Records shown
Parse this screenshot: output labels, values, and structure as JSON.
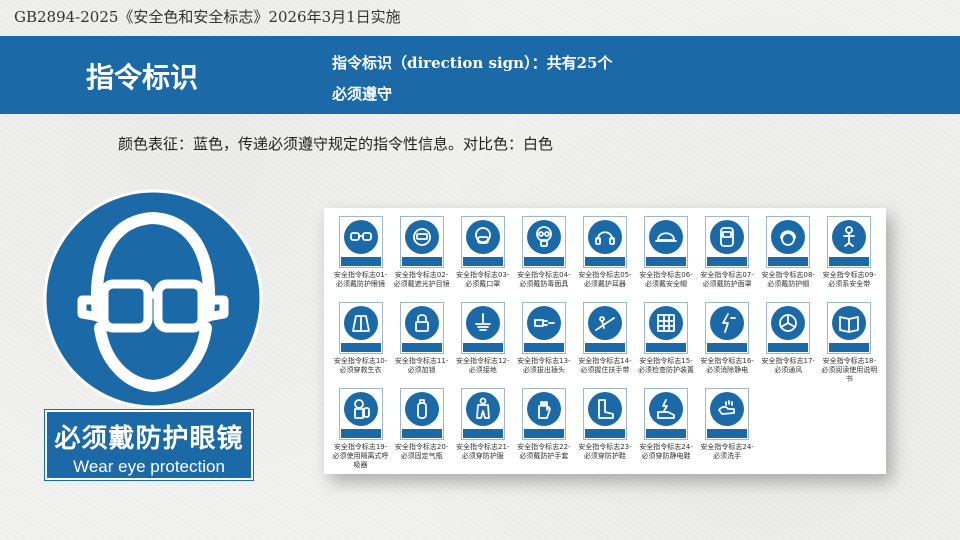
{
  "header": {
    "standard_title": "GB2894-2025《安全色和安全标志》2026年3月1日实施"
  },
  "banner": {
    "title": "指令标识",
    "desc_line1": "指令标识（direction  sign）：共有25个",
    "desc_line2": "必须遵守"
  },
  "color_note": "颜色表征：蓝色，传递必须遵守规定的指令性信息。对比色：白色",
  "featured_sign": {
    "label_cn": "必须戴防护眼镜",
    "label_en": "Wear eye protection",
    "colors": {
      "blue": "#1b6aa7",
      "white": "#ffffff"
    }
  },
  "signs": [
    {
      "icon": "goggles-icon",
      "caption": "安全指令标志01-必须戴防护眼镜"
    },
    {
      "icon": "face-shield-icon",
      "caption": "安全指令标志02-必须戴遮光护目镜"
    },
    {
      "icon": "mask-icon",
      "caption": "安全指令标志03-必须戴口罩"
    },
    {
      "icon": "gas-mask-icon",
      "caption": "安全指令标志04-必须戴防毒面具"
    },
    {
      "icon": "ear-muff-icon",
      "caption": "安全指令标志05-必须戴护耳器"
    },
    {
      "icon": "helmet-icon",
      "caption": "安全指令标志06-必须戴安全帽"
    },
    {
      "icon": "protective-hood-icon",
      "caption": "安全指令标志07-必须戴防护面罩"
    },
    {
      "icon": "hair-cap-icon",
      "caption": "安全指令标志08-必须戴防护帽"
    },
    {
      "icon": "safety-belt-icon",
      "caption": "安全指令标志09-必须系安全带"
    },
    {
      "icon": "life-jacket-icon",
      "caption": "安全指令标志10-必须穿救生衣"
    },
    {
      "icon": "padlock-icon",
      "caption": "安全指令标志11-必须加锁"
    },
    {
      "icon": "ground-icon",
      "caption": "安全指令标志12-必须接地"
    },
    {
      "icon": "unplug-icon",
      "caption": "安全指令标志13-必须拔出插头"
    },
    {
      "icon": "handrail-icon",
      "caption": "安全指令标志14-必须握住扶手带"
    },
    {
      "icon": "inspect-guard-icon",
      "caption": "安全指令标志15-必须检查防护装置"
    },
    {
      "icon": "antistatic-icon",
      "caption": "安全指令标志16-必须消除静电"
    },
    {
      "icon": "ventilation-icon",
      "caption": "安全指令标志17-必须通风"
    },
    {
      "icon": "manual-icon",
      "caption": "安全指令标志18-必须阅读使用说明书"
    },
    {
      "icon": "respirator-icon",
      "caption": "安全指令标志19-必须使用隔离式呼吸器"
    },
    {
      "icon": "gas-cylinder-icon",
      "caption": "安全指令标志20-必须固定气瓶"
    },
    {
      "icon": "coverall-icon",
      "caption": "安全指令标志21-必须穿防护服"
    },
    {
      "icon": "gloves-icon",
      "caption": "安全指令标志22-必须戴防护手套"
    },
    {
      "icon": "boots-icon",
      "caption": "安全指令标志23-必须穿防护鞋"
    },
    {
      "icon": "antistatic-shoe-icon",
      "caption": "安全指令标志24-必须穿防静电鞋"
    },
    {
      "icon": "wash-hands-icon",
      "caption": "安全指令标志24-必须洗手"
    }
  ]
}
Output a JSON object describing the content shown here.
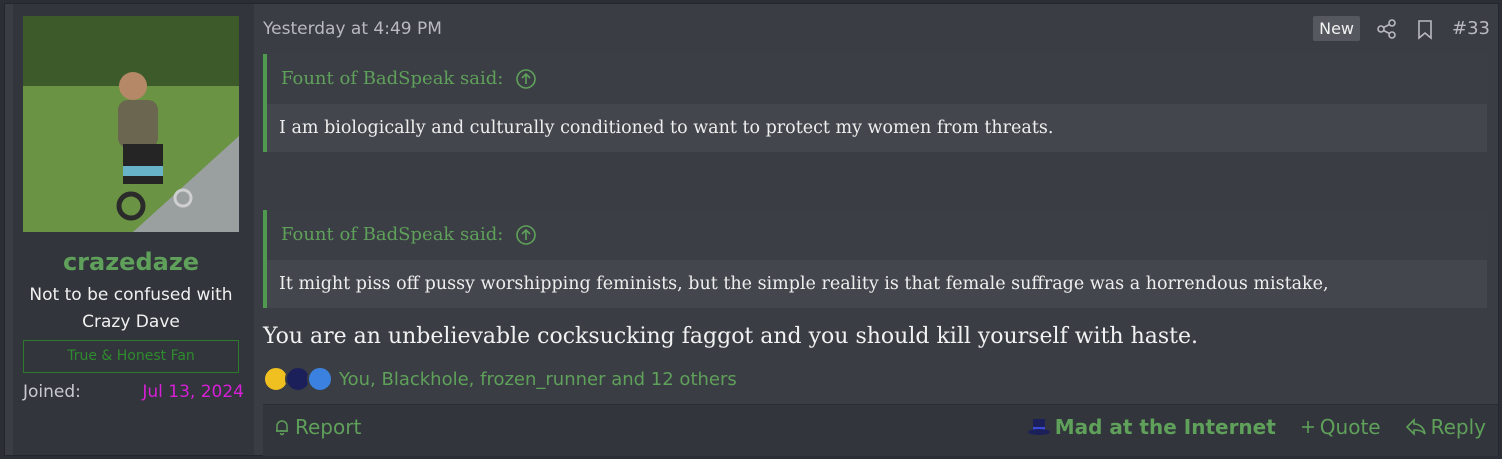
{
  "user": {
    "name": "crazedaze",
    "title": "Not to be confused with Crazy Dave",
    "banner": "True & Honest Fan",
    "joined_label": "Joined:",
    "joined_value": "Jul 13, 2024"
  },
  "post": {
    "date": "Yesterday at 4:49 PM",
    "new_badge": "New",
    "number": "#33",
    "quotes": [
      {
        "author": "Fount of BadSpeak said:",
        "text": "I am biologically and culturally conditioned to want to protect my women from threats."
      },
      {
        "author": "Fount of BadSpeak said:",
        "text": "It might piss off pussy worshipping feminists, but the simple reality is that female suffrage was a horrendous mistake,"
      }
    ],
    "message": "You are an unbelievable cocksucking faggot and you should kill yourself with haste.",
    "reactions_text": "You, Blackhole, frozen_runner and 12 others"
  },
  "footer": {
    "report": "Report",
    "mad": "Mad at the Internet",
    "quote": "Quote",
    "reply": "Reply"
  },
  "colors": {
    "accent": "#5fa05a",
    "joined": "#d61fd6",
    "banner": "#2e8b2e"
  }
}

What the exercise asks
Tally the lines of the preceding listing in which the word "with" appears; state nothing but the total.

Correct answer
2